# [TASK TO COMPLETE]
Reproduce the listing below in full and without alteration, apart from its pictures.

** Start of EXERCISE DATA **

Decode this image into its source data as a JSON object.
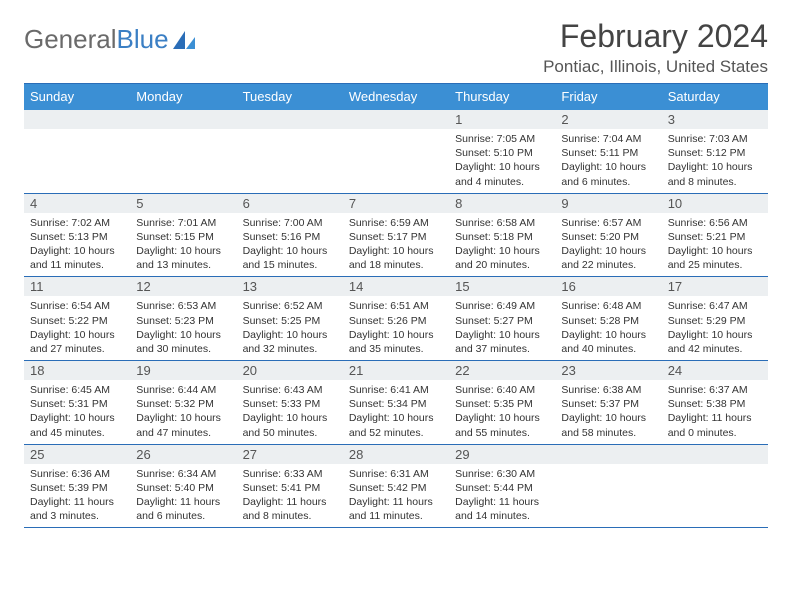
{
  "brand": {
    "part1": "General",
    "part2": "Blue"
  },
  "title": "February 2024",
  "location": "Pontiac, Illinois, United States",
  "colors": {
    "header_bg": "#3b8fd4",
    "border": "#2a6db7",
    "daynum_bg": "#eceff1",
    "text": "#333333",
    "brand_gray": "#6a6a6a",
    "brand_blue": "#3b7fc4"
  },
  "day_names": [
    "Sunday",
    "Monday",
    "Tuesday",
    "Wednesday",
    "Thursday",
    "Friday",
    "Saturday"
  ],
  "weeks": [
    [
      null,
      null,
      null,
      null,
      {
        "day": "1",
        "sunrise": "Sunrise: 7:05 AM",
        "sunset": "Sunset: 5:10 PM",
        "daylight": "Daylight: 10 hours and 4 minutes."
      },
      {
        "day": "2",
        "sunrise": "Sunrise: 7:04 AM",
        "sunset": "Sunset: 5:11 PM",
        "daylight": "Daylight: 10 hours and 6 minutes."
      },
      {
        "day": "3",
        "sunrise": "Sunrise: 7:03 AM",
        "sunset": "Sunset: 5:12 PM",
        "daylight": "Daylight: 10 hours and 8 minutes."
      }
    ],
    [
      {
        "day": "4",
        "sunrise": "Sunrise: 7:02 AM",
        "sunset": "Sunset: 5:13 PM",
        "daylight": "Daylight: 10 hours and 11 minutes."
      },
      {
        "day": "5",
        "sunrise": "Sunrise: 7:01 AM",
        "sunset": "Sunset: 5:15 PM",
        "daylight": "Daylight: 10 hours and 13 minutes."
      },
      {
        "day": "6",
        "sunrise": "Sunrise: 7:00 AM",
        "sunset": "Sunset: 5:16 PM",
        "daylight": "Daylight: 10 hours and 15 minutes."
      },
      {
        "day": "7",
        "sunrise": "Sunrise: 6:59 AM",
        "sunset": "Sunset: 5:17 PM",
        "daylight": "Daylight: 10 hours and 18 minutes."
      },
      {
        "day": "8",
        "sunrise": "Sunrise: 6:58 AM",
        "sunset": "Sunset: 5:18 PM",
        "daylight": "Daylight: 10 hours and 20 minutes."
      },
      {
        "day": "9",
        "sunrise": "Sunrise: 6:57 AM",
        "sunset": "Sunset: 5:20 PM",
        "daylight": "Daylight: 10 hours and 22 minutes."
      },
      {
        "day": "10",
        "sunrise": "Sunrise: 6:56 AM",
        "sunset": "Sunset: 5:21 PM",
        "daylight": "Daylight: 10 hours and 25 minutes."
      }
    ],
    [
      {
        "day": "11",
        "sunrise": "Sunrise: 6:54 AM",
        "sunset": "Sunset: 5:22 PM",
        "daylight": "Daylight: 10 hours and 27 minutes."
      },
      {
        "day": "12",
        "sunrise": "Sunrise: 6:53 AM",
        "sunset": "Sunset: 5:23 PM",
        "daylight": "Daylight: 10 hours and 30 minutes."
      },
      {
        "day": "13",
        "sunrise": "Sunrise: 6:52 AM",
        "sunset": "Sunset: 5:25 PM",
        "daylight": "Daylight: 10 hours and 32 minutes."
      },
      {
        "day": "14",
        "sunrise": "Sunrise: 6:51 AM",
        "sunset": "Sunset: 5:26 PM",
        "daylight": "Daylight: 10 hours and 35 minutes."
      },
      {
        "day": "15",
        "sunrise": "Sunrise: 6:49 AM",
        "sunset": "Sunset: 5:27 PM",
        "daylight": "Daylight: 10 hours and 37 minutes."
      },
      {
        "day": "16",
        "sunrise": "Sunrise: 6:48 AM",
        "sunset": "Sunset: 5:28 PM",
        "daylight": "Daylight: 10 hours and 40 minutes."
      },
      {
        "day": "17",
        "sunrise": "Sunrise: 6:47 AM",
        "sunset": "Sunset: 5:29 PM",
        "daylight": "Daylight: 10 hours and 42 minutes."
      }
    ],
    [
      {
        "day": "18",
        "sunrise": "Sunrise: 6:45 AM",
        "sunset": "Sunset: 5:31 PM",
        "daylight": "Daylight: 10 hours and 45 minutes."
      },
      {
        "day": "19",
        "sunrise": "Sunrise: 6:44 AM",
        "sunset": "Sunset: 5:32 PM",
        "daylight": "Daylight: 10 hours and 47 minutes."
      },
      {
        "day": "20",
        "sunrise": "Sunrise: 6:43 AM",
        "sunset": "Sunset: 5:33 PM",
        "daylight": "Daylight: 10 hours and 50 minutes."
      },
      {
        "day": "21",
        "sunrise": "Sunrise: 6:41 AM",
        "sunset": "Sunset: 5:34 PM",
        "daylight": "Daylight: 10 hours and 52 minutes."
      },
      {
        "day": "22",
        "sunrise": "Sunrise: 6:40 AM",
        "sunset": "Sunset: 5:35 PM",
        "daylight": "Daylight: 10 hours and 55 minutes."
      },
      {
        "day": "23",
        "sunrise": "Sunrise: 6:38 AM",
        "sunset": "Sunset: 5:37 PM",
        "daylight": "Daylight: 10 hours and 58 minutes."
      },
      {
        "day": "24",
        "sunrise": "Sunrise: 6:37 AM",
        "sunset": "Sunset: 5:38 PM",
        "daylight": "Daylight: 11 hours and 0 minutes."
      }
    ],
    [
      {
        "day": "25",
        "sunrise": "Sunrise: 6:36 AM",
        "sunset": "Sunset: 5:39 PM",
        "daylight": "Daylight: 11 hours and 3 minutes."
      },
      {
        "day": "26",
        "sunrise": "Sunrise: 6:34 AM",
        "sunset": "Sunset: 5:40 PM",
        "daylight": "Daylight: 11 hours and 6 minutes."
      },
      {
        "day": "27",
        "sunrise": "Sunrise: 6:33 AM",
        "sunset": "Sunset: 5:41 PM",
        "daylight": "Daylight: 11 hours and 8 minutes."
      },
      {
        "day": "28",
        "sunrise": "Sunrise: 6:31 AM",
        "sunset": "Sunset: 5:42 PM",
        "daylight": "Daylight: 11 hours and 11 minutes."
      },
      {
        "day": "29",
        "sunrise": "Sunrise: 6:30 AM",
        "sunset": "Sunset: 5:44 PM",
        "daylight": "Daylight: 11 hours and 14 minutes."
      },
      null,
      null
    ]
  ]
}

** End of EXERCISE DATA **

# [OUTPUT OF THE TASK]
Decode this image into its source data as a JSON object.
{
  "brand": {
    "part1": "General",
    "part2": "Blue"
  },
  "title": "February 2024",
  "location": "Pontiac, Illinois, United States",
  "colors": {
    "header_bg": "#3b8fd4",
    "border": "#2a6db7",
    "daynum_bg": "#eceff1",
    "text": "#333333",
    "brand_gray": "#6a6a6a",
    "brand_blue": "#3b7fc4"
  },
  "day_names": [
    "Sunday",
    "Monday",
    "Tuesday",
    "Wednesday",
    "Thursday",
    "Friday",
    "Saturday"
  ],
  "weeks": [
    [
      null,
      null,
      null,
      null,
      {
        "day": "1",
        "sunrise": "Sunrise: 7:05 AM",
        "sunset": "Sunset: 5:10 PM",
        "daylight": "Daylight: 10 hours and 4 minutes."
      },
      {
        "day": "2",
        "sunrise": "Sunrise: 7:04 AM",
        "sunset": "Sunset: 5:11 PM",
        "daylight": "Daylight: 10 hours and 6 minutes."
      },
      {
        "day": "3",
        "sunrise": "Sunrise: 7:03 AM",
        "sunset": "Sunset: 5:12 PM",
        "daylight": "Daylight: 10 hours and 8 minutes."
      }
    ],
    [
      {
        "day": "4",
        "sunrise": "Sunrise: 7:02 AM",
        "sunset": "Sunset: 5:13 PM",
        "daylight": "Daylight: 10 hours and 11 minutes."
      },
      {
        "day": "5",
        "sunrise": "Sunrise: 7:01 AM",
        "sunset": "Sunset: 5:15 PM",
        "daylight": "Daylight: 10 hours and 13 minutes."
      },
      {
        "day": "6",
        "sunrise": "Sunrise: 7:00 AM",
        "sunset": "Sunset: 5:16 PM",
        "daylight": "Daylight: 10 hours and 15 minutes."
      },
      {
        "day": "7",
        "sunrise": "Sunrise: 6:59 AM",
        "sunset": "Sunset: 5:17 PM",
        "daylight": "Daylight: 10 hours and 18 minutes."
      },
      {
        "day": "8",
        "sunrise": "Sunrise: 6:58 AM",
        "sunset": "Sunset: 5:18 PM",
        "daylight": "Daylight: 10 hours and 20 minutes."
      },
      {
        "day": "9",
        "sunrise": "Sunrise: 6:57 AM",
        "sunset": "Sunset: 5:20 PM",
        "daylight": "Daylight: 10 hours and 22 minutes."
      },
      {
        "day": "10",
        "sunrise": "Sunrise: 6:56 AM",
        "sunset": "Sunset: 5:21 PM",
        "daylight": "Daylight: 10 hours and 25 minutes."
      }
    ],
    [
      {
        "day": "11",
        "sunrise": "Sunrise: 6:54 AM",
        "sunset": "Sunset: 5:22 PM",
        "daylight": "Daylight: 10 hours and 27 minutes."
      },
      {
        "day": "12",
        "sunrise": "Sunrise: 6:53 AM",
        "sunset": "Sunset: 5:23 PM",
        "daylight": "Daylight: 10 hours and 30 minutes."
      },
      {
        "day": "13",
        "sunrise": "Sunrise: 6:52 AM",
        "sunset": "Sunset: 5:25 PM",
        "daylight": "Daylight: 10 hours and 32 minutes."
      },
      {
        "day": "14",
        "sunrise": "Sunrise: 6:51 AM",
        "sunset": "Sunset: 5:26 PM",
        "daylight": "Daylight: 10 hours and 35 minutes."
      },
      {
        "day": "15",
        "sunrise": "Sunrise: 6:49 AM",
        "sunset": "Sunset: 5:27 PM",
        "daylight": "Daylight: 10 hours and 37 minutes."
      },
      {
        "day": "16",
        "sunrise": "Sunrise: 6:48 AM",
        "sunset": "Sunset: 5:28 PM",
        "daylight": "Daylight: 10 hours and 40 minutes."
      },
      {
        "day": "17",
        "sunrise": "Sunrise: 6:47 AM",
        "sunset": "Sunset: 5:29 PM",
        "daylight": "Daylight: 10 hours and 42 minutes."
      }
    ],
    [
      {
        "day": "18",
        "sunrise": "Sunrise: 6:45 AM",
        "sunset": "Sunset: 5:31 PM",
        "daylight": "Daylight: 10 hours and 45 minutes."
      },
      {
        "day": "19",
        "sunrise": "Sunrise: 6:44 AM",
        "sunset": "Sunset: 5:32 PM",
        "daylight": "Daylight: 10 hours and 47 minutes."
      },
      {
        "day": "20",
        "sunrise": "Sunrise: 6:43 AM",
        "sunset": "Sunset: 5:33 PM",
        "daylight": "Daylight: 10 hours and 50 minutes."
      },
      {
        "day": "21",
        "sunrise": "Sunrise: 6:41 AM",
        "sunset": "Sunset: 5:34 PM",
        "daylight": "Daylight: 10 hours and 52 minutes."
      },
      {
        "day": "22",
        "sunrise": "Sunrise: 6:40 AM",
        "sunset": "Sunset: 5:35 PM",
        "daylight": "Daylight: 10 hours and 55 minutes."
      },
      {
        "day": "23",
        "sunrise": "Sunrise: 6:38 AM",
        "sunset": "Sunset: 5:37 PM",
        "daylight": "Daylight: 10 hours and 58 minutes."
      },
      {
        "day": "24",
        "sunrise": "Sunrise: 6:37 AM",
        "sunset": "Sunset: 5:38 PM",
        "daylight": "Daylight: 11 hours and 0 minutes."
      }
    ],
    [
      {
        "day": "25",
        "sunrise": "Sunrise: 6:36 AM",
        "sunset": "Sunset: 5:39 PM",
        "daylight": "Daylight: 11 hours and 3 minutes."
      },
      {
        "day": "26",
        "sunrise": "Sunrise: 6:34 AM",
        "sunset": "Sunset: 5:40 PM",
        "daylight": "Daylight: 11 hours and 6 minutes."
      },
      {
        "day": "27",
        "sunrise": "Sunrise: 6:33 AM",
        "sunset": "Sunset: 5:41 PM",
        "daylight": "Daylight: 11 hours and 8 minutes."
      },
      {
        "day": "28",
        "sunrise": "Sunrise: 6:31 AM",
        "sunset": "Sunset: 5:42 PM",
        "daylight": "Daylight: 11 hours and 11 minutes."
      },
      {
        "day": "29",
        "sunrise": "Sunrise: 6:30 AM",
        "sunset": "Sunset: 5:44 PM",
        "daylight": "Daylight: 11 hours and 14 minutes."
      },
      null,
      null
    ]
  ]
}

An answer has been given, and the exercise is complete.